Task directions
All of the data needs to be repeated exactly.

Record list
BEGIN
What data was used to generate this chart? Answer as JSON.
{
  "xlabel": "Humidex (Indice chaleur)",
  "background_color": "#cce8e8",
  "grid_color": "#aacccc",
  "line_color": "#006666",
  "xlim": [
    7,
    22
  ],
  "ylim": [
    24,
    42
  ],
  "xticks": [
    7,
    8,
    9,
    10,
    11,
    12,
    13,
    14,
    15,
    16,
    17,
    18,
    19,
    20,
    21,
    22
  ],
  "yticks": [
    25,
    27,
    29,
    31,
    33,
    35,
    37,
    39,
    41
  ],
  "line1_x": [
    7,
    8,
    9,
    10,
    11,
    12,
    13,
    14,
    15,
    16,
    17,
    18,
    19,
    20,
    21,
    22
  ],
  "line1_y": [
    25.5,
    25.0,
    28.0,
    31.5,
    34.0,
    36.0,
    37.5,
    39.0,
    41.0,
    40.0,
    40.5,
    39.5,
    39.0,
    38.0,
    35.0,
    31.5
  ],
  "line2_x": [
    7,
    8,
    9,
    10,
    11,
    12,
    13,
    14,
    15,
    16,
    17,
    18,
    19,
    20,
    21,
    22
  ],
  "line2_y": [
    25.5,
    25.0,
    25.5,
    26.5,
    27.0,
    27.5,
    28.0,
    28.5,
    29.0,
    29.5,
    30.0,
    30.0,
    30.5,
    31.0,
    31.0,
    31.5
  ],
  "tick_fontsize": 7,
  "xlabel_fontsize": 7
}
END
Task response
What data was used to generate this chart? Answer as JSON.
{
  "xlabel": "Humidex (Indice chaleur)",
  "background_color": "#cce8e8",
  "grid_color": "#aacccc",
  "line_color": "#006666",
  "xlim": [
    7,
    22
  ],
  "ylim": [
    24,
    42
  ],
  "xticks": [
    7,
    8,
    9,
    10,
    11,
    12,
    13,
    14,
    15,
    16,
    17,
    18,
    19,
    20,
    21,
    22
  ],
  "yticks": [
    25,
    27,
    29,
    31,
    33,
    35,
    37,
    39,
    41
  ],
  "line1_x": [
    7,
    8,
    9,
    10,
    11,
    12,
    13,
    14,
    15,
    16,
    17,
    18,
    19,
    20,
    21,
    22
  ],
  "line1_y": [
    25.5,
    25.0,
    28.0,
    31.5,
    34.0,
    36.0,
    37.5,
    39.0,
    41.0,
    40.0,
    40.5,
    39.5,
    39.0,
    38.0,
    35.0,
    31.5
  ],
  "line2_x": [
    7,
    8,
    9,
    10,
    11,
    12,
    13,
    14,
    15,
    16,
    17,
    18,
    19,
    20,
    21,
    22
  ],
  "line2_y": [
    25.5,
    25.0,
    25.5,
    26.5,
    27.0,
    27.5,
    28.0,
    28.5,
    29.0,
    29.5,
    30.0,
    30.0,
    30.5,
    31.0,
    31.0,
    31.5
  ],
  "tick_fontsize": 7,
  "xlabel_fontsize": 7
}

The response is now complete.